### Records for this exercise

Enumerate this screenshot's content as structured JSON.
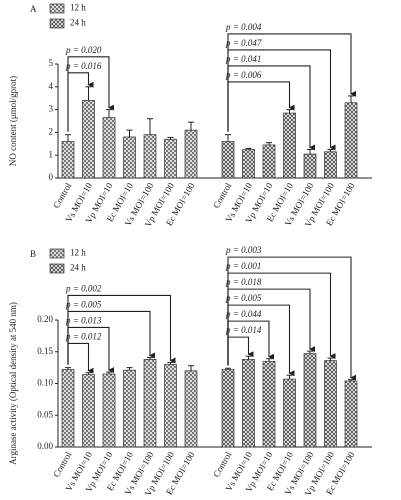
{
  "chart_data": [
    {
      "type": "bar",
      "panel_label": "A",
      "y_label": "NO content (μmol/gprot)",
      "categories": [
        "Control",
        "Vs MOI=10",
        "Vp MOI=10",
        "Ec MOI=10",
        "Vs MOI=100",
        "Vp MOI=100",
        "Ec MOI=100"
      ],
      "ylim": [
        0,
        5
      ],
      "yticks": [
        0,
        1,
        2,
        3,
        4,
        5
      ],
      "series": [
        {
          "name": "12 h",
          "color": "#777777",
          "values": [
            1.6,
            3.4,
            2.65,
            1.8,
            1.9,
            1.7,
            2.1
          ],
          "errors": [
            0.3,
            0.6,
            0.35,
            0.3,
            0.7,
            0.08,
            0.35
          ],
          "p_labels": [
            null,
            "p = 0.016",
            "p = 0.020",
            null,
            null,
            null,
            null
          ]
        },
        {
          "name": "24 h",
          "color": "#444444",
          "values": [
            1.6,
            1.25,
            1.45,
            2.85,
            1.05,
            1.15,
            3.3
          ],
          "errors": [
            0.3,
            0.05,
            0.1,
            0.15,
            0.2,
            0.1,
            0.3
          ],
          "p_labels": [
            null,
            null,
            null,
            "p = 0.006",
            "p = 0.041",
            "p = 0.047",
            "p = 0.004"
          ]
        }
      ]
    },
    {
      "type": "bar",
      "panel_label": "B",
      "y_label": "Arginase activity (Optical density at 540 nm)",
      "categories": [
        "Control",
        "Vs MOI=10",
        "Vp MOI=10",
        "Ec MOI=10",
        "Vs MOI=100",
        "Vp MOI=100",
        "Ec MOI=100"
      ],
      "ylim": [
        0,
        0.2
      ],
      "yticks": [
        {
          "value": 0,
          "label": "0.00"
        },
        0.05,
        {
          "value": 0.1,
          "label": "0.10"
        },
        0.15,
        {
          "value": 0.2,
          "label": "0.20"
        }
      ],
      "series": [
        {
          "name": "12 h",
          "color": "#777777",
          "values": [
            0.122,
            0.114,
            0.115,
            0.121,
            0.138,
            0.13,
            0.12
          ],
          "errors": [
            0.003,
            0.003,
            0.003,
            0.004,
            0.003,
            0.003,
            0.008
          ],
          "p_labels": [
            null,
            "p = 0.012",
            "p = 0.013",
            null,
            "p = 0.005",
            "p = 0.002",
            null
          ]
        },
        {
          "name": "24 h",
          "color": "#444444",
          "values": [
            0.122,
            0.138,
            0.135,
            0.107,
            0.147,
            0.136,
            0.104
          ],
          "errors": [
            0.002,
            0.005,
            0.004,
            0.006,
            0.004,
            0.004,
            0.002
          ],
          "p_labels": [
            null,
            "p = 0.014",
            "p = 0.044",
            "p = 0.005",
            "p = 0.018",
            "p = 0.001",
            "p = 0.003"
          ]
        }
      ]
    }
  ]
}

######

## Stated problem
Locate all lines in the listing above with the word "content". Copy them.

## Task answer
Enumerate this screenshot's content as structured JSON.
      "y_label": "NO content (μmol/gprot)",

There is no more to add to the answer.